■ The task: Collect all lines from the records below that include the word "THPT".

Collected data
■ ■ ■

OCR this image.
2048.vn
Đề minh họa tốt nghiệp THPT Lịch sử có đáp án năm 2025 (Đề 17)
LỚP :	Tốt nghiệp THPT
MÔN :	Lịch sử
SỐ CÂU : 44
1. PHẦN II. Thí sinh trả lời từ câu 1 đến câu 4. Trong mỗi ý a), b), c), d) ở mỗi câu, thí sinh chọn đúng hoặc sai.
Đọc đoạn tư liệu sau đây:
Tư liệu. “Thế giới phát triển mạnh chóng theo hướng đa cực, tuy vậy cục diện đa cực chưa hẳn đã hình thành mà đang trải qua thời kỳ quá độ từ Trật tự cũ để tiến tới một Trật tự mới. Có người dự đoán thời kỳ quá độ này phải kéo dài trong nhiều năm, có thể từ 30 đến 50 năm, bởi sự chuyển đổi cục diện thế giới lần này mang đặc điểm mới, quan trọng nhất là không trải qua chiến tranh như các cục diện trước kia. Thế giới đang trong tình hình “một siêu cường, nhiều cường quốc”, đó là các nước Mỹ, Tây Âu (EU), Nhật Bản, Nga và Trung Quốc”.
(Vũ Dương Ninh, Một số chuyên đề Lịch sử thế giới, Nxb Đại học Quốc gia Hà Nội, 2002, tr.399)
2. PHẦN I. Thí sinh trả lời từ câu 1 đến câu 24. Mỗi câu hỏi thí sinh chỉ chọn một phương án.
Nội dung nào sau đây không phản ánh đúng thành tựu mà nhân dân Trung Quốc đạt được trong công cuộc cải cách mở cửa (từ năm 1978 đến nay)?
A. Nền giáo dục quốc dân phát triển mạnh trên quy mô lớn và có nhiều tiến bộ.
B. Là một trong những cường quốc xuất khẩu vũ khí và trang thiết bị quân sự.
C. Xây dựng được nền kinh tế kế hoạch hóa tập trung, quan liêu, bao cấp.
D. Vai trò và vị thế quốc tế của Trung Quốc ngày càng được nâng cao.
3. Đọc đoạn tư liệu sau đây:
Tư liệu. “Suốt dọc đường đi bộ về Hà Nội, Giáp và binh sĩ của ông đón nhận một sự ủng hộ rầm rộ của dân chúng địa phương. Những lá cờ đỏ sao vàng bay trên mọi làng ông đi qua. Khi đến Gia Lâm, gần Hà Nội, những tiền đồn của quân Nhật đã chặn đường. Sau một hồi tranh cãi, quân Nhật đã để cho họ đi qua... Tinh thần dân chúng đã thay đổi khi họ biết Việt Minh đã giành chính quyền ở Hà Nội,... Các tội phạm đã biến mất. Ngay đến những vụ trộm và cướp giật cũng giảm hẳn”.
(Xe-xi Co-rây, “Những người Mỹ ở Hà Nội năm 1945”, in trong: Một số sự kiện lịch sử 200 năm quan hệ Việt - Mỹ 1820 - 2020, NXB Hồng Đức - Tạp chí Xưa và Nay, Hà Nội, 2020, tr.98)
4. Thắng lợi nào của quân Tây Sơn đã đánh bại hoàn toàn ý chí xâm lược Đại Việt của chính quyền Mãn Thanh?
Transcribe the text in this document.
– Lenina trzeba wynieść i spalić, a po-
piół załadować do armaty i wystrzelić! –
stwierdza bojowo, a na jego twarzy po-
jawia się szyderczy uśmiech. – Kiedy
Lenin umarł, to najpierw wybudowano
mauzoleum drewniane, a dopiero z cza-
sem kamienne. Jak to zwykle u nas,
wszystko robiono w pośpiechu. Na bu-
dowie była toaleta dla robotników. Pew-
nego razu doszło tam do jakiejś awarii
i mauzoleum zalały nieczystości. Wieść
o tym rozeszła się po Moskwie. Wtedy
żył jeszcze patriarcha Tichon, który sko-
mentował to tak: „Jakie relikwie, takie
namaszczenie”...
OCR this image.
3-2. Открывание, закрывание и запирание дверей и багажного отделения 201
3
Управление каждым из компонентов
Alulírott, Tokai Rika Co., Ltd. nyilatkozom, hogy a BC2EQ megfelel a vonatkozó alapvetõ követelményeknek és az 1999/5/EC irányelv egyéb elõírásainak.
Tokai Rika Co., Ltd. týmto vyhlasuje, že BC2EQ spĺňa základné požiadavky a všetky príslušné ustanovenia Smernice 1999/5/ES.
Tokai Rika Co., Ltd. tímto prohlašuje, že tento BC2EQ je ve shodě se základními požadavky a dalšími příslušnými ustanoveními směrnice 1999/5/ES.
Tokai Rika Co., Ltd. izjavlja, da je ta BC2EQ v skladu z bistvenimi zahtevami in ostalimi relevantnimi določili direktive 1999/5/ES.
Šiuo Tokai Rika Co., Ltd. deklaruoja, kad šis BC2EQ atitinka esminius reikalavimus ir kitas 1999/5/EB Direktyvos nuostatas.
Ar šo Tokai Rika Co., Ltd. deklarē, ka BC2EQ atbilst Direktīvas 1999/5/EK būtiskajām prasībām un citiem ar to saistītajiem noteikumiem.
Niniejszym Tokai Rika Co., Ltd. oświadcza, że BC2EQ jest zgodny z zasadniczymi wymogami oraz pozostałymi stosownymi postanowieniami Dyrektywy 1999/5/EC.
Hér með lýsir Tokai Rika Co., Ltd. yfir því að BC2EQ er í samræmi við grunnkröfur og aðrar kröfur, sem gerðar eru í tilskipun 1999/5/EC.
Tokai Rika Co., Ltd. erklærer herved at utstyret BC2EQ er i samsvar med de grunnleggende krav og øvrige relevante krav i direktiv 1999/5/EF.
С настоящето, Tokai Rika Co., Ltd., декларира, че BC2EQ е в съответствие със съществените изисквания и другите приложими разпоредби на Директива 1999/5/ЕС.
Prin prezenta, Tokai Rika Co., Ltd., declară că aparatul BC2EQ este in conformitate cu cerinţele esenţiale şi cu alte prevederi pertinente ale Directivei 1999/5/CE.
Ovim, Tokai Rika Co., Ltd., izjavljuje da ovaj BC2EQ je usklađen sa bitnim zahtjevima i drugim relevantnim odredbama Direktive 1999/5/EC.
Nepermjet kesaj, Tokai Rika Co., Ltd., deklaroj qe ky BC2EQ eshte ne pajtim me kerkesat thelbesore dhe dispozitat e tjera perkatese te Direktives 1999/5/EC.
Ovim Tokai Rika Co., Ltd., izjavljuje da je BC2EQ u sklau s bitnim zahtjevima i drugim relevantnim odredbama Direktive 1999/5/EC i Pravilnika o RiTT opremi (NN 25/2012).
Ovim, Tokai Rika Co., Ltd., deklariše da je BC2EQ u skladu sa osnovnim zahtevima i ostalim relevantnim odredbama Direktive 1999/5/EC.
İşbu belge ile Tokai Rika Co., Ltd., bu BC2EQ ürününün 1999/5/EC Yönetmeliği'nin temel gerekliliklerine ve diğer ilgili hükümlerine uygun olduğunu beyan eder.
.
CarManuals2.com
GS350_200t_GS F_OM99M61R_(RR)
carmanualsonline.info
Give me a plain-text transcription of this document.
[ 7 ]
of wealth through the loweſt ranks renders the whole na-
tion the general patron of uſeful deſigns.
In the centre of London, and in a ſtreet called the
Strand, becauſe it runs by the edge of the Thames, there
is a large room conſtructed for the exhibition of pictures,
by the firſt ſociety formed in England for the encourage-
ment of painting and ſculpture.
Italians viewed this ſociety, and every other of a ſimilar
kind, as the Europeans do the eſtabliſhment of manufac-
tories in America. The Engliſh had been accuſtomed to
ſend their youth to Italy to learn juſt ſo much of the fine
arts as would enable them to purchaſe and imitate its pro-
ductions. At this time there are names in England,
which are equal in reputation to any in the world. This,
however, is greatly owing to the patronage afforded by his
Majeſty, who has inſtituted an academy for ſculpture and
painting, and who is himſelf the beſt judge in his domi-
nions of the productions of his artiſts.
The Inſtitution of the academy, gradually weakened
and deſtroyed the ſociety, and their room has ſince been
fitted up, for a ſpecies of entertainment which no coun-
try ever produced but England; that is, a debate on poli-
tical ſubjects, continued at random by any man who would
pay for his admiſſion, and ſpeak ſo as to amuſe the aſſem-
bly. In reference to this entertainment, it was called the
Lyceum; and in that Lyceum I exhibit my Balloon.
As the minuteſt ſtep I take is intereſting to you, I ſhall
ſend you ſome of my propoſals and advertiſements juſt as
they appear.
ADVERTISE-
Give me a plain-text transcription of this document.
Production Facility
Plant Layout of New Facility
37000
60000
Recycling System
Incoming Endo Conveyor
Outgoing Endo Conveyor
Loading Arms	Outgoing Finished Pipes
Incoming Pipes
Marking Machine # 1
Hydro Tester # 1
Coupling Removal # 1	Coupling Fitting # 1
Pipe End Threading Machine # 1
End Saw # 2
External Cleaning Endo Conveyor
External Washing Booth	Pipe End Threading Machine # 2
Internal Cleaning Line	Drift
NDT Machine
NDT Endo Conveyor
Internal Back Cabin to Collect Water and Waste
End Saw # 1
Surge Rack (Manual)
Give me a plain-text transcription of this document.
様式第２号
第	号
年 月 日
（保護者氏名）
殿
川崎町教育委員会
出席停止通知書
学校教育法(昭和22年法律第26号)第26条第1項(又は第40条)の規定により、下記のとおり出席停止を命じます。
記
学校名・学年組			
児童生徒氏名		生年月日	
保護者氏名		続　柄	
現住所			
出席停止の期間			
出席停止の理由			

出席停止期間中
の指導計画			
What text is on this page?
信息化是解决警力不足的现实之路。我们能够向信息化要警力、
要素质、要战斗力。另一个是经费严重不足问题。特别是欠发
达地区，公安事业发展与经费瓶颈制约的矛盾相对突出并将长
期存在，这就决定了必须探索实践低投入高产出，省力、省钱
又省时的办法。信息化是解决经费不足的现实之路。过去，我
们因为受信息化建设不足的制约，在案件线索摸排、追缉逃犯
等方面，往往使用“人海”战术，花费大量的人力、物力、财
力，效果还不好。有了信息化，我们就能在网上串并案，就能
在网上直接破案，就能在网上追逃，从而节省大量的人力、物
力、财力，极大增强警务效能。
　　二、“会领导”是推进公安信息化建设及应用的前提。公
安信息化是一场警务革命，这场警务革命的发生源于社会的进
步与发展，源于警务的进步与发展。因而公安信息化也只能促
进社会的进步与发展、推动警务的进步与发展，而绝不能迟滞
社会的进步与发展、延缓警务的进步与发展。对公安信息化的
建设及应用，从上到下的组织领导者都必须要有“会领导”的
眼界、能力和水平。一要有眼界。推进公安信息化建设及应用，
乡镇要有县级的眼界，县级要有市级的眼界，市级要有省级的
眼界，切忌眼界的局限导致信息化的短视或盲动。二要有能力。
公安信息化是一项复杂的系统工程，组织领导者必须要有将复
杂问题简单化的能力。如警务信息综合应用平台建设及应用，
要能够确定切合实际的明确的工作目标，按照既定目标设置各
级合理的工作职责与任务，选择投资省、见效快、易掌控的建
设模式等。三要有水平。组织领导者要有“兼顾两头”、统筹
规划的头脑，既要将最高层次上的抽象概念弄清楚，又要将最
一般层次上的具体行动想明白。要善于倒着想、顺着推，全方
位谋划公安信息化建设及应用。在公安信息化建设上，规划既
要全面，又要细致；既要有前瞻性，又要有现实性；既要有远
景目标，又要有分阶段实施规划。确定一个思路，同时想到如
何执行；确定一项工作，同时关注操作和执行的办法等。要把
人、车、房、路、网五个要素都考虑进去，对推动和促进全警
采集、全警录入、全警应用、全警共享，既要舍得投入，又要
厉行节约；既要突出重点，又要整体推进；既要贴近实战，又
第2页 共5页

■ ■ ■

■ Output of the task:
Đề minh họa tốt nghiệp THPT Lịch sử có đáp án năm 2025 (Đề 17)
LỚP :	Tốt nghiệp THPT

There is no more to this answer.